### Work to do:
Reproduce every entry exactly as shown.

[start of Records for this exercise]

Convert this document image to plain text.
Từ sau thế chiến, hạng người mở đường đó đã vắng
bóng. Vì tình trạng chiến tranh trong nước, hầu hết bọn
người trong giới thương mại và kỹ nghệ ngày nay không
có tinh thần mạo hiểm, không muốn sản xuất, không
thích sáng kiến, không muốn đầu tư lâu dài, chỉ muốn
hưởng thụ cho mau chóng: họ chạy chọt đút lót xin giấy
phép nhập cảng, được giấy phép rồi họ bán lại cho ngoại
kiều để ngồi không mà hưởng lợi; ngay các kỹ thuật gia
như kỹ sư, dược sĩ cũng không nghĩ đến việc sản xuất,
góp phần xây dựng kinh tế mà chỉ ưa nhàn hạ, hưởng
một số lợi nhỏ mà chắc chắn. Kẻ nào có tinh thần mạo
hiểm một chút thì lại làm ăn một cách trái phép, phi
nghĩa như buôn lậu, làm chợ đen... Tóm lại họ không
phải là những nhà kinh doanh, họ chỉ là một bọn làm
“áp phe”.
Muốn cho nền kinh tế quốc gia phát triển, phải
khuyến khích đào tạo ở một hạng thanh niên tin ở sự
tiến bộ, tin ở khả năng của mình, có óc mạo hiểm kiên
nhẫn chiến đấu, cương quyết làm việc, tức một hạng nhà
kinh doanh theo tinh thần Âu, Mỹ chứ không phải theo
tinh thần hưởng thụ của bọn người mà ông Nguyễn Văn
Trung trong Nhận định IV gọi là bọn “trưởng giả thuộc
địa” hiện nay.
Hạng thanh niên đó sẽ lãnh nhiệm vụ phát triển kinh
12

[end of Records for this exercise]

### Final answer:
Convert this document image to plain text.
Từ sau thế chiến, hạng người mở đường đó đã vắng
bóng. Vì tình trạng chiến tranh trong nước, hầu hết bọn
người trong giới thương mại và kỹ nghệ ngày nay không
có tinh thần mạo hiểm, không muốn sản xuất, không
thích sáng kiến, không muốn đầu tư lâu dài, chỉ muốn
hưởng thụ cho mau chóng: họ chạy chọt đút lót xin giấy
phép nhập cảng, được giấy phép rồi họ bán lại cho ngoại
kiều để ngồi không mà hưởng lợi; ngay các kỹ thuật gia
như kỹ sư, dược sĩ cũng không nghĩ đến việc sản xuất,
góp phần xây dựng kinh tế mà chỉ ưa nhàn hạ, hưởng
một số lợi nhỏ mà chắc chắn. Kẻ nào có tinh thần mạo
hiểm một chút thì lại làm ăn một cách trái phép, phi
nghĩa như buôn lậu, làm chợ đen... Tóm lại họ không
phải là những nhà kinh doanh, họ chỉ là một bọn làm
“áp phe”.
Muốn cho nền kinh tế quốc gia phát triển, phải
khuyến khích đào tạo ở một hạng thanh niên tin ở sự
tiến bộ, tin ở khả năng của mình, có óc mạo hiểm kiên
nhẫn chiến đấu, cương quyết làm việc, tức một hạng nhà
kinh doanh theo tinh thần Âu, Mỹ chứ không phải theo
tinh thần hưởng thụ của bọn người mà ông Nguyễn Văn
Trung trong Nhận định IV gọi là bọn “trưởng giả thuộc
địa” hiện nay.
Hạng thanh niên đó sẽ lãnh nhiệm vụ phát triển kinh
12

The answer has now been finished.